> Task to complete: Find and copy lines holding "data".

> Supplied entries:
<<<<
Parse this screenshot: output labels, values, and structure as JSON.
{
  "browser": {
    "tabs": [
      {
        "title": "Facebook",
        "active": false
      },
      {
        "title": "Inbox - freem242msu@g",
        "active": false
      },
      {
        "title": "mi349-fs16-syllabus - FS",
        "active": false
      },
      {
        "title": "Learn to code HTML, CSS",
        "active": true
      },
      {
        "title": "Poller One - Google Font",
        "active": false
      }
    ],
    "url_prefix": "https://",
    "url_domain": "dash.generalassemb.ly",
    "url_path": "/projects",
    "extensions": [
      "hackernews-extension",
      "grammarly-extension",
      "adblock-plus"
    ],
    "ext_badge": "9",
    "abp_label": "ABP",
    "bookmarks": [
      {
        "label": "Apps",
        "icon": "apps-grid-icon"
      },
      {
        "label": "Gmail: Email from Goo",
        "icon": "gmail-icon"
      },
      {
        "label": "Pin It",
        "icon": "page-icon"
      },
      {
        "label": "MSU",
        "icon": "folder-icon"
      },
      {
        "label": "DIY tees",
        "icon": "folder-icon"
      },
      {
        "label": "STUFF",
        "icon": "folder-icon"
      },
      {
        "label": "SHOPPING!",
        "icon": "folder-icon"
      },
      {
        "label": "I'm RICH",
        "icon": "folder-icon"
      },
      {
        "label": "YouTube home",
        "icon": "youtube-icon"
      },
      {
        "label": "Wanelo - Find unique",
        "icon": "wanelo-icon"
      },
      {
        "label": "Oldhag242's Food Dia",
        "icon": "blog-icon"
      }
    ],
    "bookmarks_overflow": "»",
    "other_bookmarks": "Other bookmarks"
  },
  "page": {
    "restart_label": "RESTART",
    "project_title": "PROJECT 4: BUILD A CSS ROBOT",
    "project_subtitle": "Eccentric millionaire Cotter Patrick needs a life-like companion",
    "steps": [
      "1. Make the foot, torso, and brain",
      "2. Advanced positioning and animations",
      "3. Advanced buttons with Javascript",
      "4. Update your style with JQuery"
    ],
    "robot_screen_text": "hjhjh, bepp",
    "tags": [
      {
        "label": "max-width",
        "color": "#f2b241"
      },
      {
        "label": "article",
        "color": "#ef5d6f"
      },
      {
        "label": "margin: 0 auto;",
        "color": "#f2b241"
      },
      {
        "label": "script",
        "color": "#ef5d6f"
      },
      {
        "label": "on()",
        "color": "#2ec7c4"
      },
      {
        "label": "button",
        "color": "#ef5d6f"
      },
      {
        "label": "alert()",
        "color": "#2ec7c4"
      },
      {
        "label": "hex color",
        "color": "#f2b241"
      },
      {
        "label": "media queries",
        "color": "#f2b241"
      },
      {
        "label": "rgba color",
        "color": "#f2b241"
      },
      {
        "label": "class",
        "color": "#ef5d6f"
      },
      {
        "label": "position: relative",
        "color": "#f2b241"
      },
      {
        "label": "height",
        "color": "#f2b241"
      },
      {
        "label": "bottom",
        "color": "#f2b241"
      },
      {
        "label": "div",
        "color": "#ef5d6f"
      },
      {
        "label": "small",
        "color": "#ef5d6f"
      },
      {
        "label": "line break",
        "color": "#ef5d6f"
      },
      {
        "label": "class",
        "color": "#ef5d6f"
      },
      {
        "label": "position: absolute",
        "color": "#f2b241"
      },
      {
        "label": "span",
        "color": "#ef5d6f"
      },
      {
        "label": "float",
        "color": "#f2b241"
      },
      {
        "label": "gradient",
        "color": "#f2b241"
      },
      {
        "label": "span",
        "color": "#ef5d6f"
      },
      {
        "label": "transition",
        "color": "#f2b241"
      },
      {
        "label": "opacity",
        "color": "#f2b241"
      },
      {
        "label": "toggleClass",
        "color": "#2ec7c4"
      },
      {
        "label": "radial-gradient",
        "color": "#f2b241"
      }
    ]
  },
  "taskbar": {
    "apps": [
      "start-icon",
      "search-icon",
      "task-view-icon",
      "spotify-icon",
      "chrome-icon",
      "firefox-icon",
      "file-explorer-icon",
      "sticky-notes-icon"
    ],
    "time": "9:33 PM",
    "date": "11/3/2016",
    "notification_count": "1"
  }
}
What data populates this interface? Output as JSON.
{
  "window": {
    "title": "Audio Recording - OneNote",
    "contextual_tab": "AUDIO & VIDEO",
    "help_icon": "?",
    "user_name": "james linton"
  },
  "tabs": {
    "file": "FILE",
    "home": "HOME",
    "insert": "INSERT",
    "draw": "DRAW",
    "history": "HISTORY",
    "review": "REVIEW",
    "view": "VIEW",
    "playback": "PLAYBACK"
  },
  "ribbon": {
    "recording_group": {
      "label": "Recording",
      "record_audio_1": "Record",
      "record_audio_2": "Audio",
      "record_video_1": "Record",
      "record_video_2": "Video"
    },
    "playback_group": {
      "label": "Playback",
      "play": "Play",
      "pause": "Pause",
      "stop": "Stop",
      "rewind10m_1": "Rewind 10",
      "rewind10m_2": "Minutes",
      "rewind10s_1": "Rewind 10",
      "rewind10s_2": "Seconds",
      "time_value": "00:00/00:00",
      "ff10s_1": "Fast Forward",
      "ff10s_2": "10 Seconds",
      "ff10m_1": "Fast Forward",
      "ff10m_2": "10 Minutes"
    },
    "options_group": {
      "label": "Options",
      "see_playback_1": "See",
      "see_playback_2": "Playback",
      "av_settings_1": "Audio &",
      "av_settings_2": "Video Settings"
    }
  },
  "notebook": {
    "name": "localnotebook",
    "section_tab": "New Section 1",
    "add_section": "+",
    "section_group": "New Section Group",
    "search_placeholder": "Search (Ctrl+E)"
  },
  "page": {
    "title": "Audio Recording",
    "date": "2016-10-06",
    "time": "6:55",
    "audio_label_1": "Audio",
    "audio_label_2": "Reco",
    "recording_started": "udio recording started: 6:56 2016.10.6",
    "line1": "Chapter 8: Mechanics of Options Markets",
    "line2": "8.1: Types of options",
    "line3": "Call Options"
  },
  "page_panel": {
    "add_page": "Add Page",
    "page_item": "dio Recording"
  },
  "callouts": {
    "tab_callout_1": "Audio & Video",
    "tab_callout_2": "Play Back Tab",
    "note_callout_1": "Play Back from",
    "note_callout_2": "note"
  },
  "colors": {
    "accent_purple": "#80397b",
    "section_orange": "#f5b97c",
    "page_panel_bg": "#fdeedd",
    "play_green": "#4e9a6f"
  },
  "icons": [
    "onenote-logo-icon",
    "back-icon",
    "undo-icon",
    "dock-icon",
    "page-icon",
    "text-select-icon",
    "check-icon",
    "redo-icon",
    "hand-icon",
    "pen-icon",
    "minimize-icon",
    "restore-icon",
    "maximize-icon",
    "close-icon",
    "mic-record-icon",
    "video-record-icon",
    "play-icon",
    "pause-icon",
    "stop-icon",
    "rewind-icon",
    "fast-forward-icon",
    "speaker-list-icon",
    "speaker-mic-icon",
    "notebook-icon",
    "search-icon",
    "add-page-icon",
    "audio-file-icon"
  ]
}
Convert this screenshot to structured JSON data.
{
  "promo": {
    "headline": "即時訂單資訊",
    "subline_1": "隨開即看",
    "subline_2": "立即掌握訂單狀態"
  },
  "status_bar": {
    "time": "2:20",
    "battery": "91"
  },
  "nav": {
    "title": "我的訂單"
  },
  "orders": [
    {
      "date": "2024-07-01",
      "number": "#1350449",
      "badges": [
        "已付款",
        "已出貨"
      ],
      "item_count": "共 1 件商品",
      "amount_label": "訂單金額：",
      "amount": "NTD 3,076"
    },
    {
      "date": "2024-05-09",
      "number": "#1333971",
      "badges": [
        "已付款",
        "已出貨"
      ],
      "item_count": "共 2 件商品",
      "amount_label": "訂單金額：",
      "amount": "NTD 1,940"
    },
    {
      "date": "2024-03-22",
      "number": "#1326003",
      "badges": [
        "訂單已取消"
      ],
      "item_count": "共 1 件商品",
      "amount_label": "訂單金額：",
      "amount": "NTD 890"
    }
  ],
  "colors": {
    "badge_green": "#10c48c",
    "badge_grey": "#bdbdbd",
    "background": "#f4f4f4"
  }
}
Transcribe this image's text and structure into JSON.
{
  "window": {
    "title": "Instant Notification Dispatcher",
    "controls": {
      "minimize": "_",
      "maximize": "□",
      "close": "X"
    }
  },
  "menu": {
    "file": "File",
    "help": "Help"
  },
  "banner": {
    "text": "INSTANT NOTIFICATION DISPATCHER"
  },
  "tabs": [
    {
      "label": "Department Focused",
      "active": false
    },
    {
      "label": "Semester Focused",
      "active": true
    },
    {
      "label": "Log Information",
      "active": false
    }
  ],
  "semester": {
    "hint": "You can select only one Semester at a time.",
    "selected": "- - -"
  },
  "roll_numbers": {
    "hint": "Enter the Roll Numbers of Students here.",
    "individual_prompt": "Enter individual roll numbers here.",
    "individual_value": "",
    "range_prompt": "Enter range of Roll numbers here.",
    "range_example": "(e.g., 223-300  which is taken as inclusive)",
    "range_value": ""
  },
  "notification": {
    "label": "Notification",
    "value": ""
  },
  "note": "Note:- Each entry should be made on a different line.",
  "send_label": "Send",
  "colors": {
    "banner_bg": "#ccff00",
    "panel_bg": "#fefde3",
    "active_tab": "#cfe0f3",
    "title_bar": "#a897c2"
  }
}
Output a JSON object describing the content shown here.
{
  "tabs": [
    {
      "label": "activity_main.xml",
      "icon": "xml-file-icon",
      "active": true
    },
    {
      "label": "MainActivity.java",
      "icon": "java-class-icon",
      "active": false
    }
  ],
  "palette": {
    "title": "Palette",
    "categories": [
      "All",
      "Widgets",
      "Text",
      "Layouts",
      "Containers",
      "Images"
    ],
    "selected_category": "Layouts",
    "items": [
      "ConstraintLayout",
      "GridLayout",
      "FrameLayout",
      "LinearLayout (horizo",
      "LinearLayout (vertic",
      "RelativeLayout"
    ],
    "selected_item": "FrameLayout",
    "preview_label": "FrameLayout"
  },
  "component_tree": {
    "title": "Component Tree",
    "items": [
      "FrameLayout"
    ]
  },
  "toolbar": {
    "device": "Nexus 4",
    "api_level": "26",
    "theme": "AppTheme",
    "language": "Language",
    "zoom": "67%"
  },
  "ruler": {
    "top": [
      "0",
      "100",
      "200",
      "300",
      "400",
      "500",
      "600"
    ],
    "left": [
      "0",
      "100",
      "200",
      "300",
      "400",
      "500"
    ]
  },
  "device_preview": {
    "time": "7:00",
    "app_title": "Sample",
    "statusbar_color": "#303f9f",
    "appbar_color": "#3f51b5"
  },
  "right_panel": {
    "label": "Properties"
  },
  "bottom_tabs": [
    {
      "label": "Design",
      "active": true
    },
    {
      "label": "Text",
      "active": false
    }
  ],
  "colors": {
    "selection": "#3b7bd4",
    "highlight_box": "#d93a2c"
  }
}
>>>>
> Complete output:
What data populates this interface? Output as JSON.
Convert this screenshot to structured JSON data.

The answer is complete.